═════ Data excerpts

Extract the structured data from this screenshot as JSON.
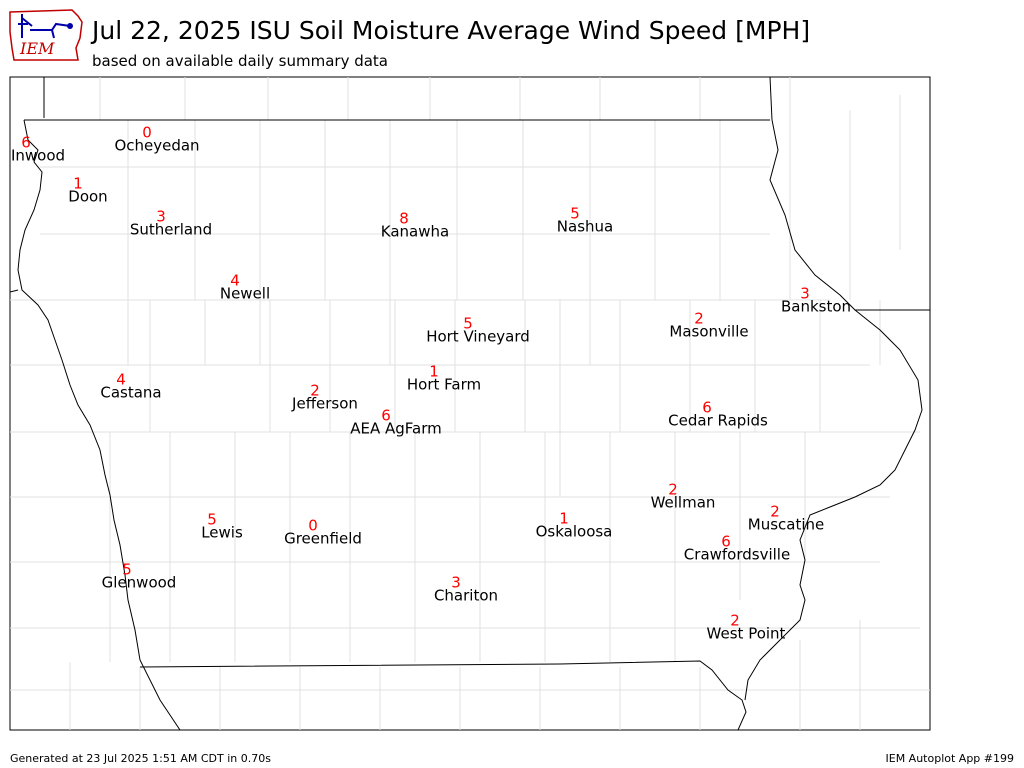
{
  "header": {
    "logo_text": "IEM",
    "title": "Jul 22, 2025 ISU Soil Moisture Average Wind Speed [MPH]",
    "subtitle": "based on available daily summary data"
  },
  "footer": {
    "generated": "Generated at 23 Jul 2025 1:51 AM CDT in 0.70s",
    "app": "IEM Autoplot App #199"
  },
  "colors": {
    "value": "#ff0000",
    "label": "#000000",
    "state_border": "#000000",
    "county_border": "#dddddd"
  },
  "stations": [
    {
      "name": "Inwood",
      "value": "6"
    },
    {
      "name": "Ocheyedan",
      "value": "0"
    },
    {
      "name": "Doon",
      "value": "1"
    },
    {
      "name": "Sutherland",
      "value": "3"
    },
    {
      "name": "Kanawha",
      "value": "8"
    },
    {
      "name": "Nashua",
      "value": "5"
    },
    {
      "name": "Newell",
      "value": "4"
    },
    {
      "name": "Bankston",
      "value": "3"
    },
    {
      "name": "Hort Vineyard",
      "value": "5"
    },
    {
      "name": "Masonville",
      "value": "2"
    },
    {
      "name": "Castana",
      "value": "4"
    },
    {
      "name": "Hort Farm",
      "value": "1"
    },
    {
      "name": "Jefferson",
      "value": "2"
    },
    {
      "name": "AEA AgFarm",
      "value": "6"
    },
    {
      "name": "Cedar Rapids",
      "value": "6"
    },
    {
      "name": "Wellman",
      "value": "2"
    },
    {
      "name": "Muscatine",
      "value": "2"
    },
    {
      "name": "Lewis",
      "value": "5"
    },
    {
      "name": "Greenfield",
      "value": "0"
    },
    {
      "name": "Oskaloosa",
      "value": "1"
    },
    {
      "name": "Crawfordsville",
      "value": "6"
    },
    {
      "name": "Glenwood",
      "value": "5"
    },
    {
      "name": "Chariton",
      "value": "3"
    },
    {
      "name": "West Point",
      "value": "2"
    }
  ]
}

══════════

▶ Given request: Quote each record exactly as it stands, minus the pictures.

▶ Task response:
Extract the structured data from this screenshot as JSON.
{
  "header": {
    "logo_text": "IEM",
    "title": "Jul 22, 2025 ISU Soil Moisture Average Wind Speed [MPH]",
    "subtitle": "based on available daily summary data"
  },
  "footer": {
    "generated": "Generated at 23 Jul 2025 1:51 AM CDT in 0.70s",
    "app": "IEM Autoplot App #199"
  },
  "colors": {
    "value": "#ff0000",
    "label": "#000000",
    "state_border": "#000000",
    "county_border": "#dddddd"
  },
  "stations": [
    {
      "name": "Inwood",
      "value": "6"
    },
    {
      "name": "Ocheyedan",
      "value": "0"
    },
    {
      "name": "Doon",
      "value": "1"
    },
    {
      "name": "Sutherland",
      "value": "3"
    },
    {
      "name": "Kanawha",
      "value": "8"
    },
    {
      "name": "Nashua",
      "value": "5"
    },
    {
      "name": "Newell",
      "value": "4"
    },
    {
      "name": "Bankston",
      "value": "3"
    },
    {
      "name": "Hort Vineyard",
      "value": "5"
    },
    {
      "name": "Masonville",
      "value": "2"
    },
    {
      "name": "Castana",
      "value": "4"
    },
    {
      "name": "Hort Farm",
      "value": "1"
    },
    {
      "name": "Jefferson",
      "value": "2"
    },
    {
      "name": "AEA AgFarm",
      "value": "6"
    },
    {
      "name": "Cedar Rapids",
      "value": "6"
    },
    {
      "name": "Wellman",
      "value": "2"
    },
    {
      "name": "Muscatine",
      "value": "2"
    },
    {
      "name": "Lewis",
      "value": "5"
    },
    {
      "name": "Greenfield",
      "value": "0"
    },
    {
      "name": "Oskaloosa",
      "value": "1"
    },
    {
      "name": "Crawfordsville",
      "value": "6"
    },
    {
      "name": "Glenwood",
      "value": "5"
    },
    {
      "name": "Chariton",
      "value": "3"
    },
    {
      "name": "West Point",
      "value": "2"
    }
  ]
}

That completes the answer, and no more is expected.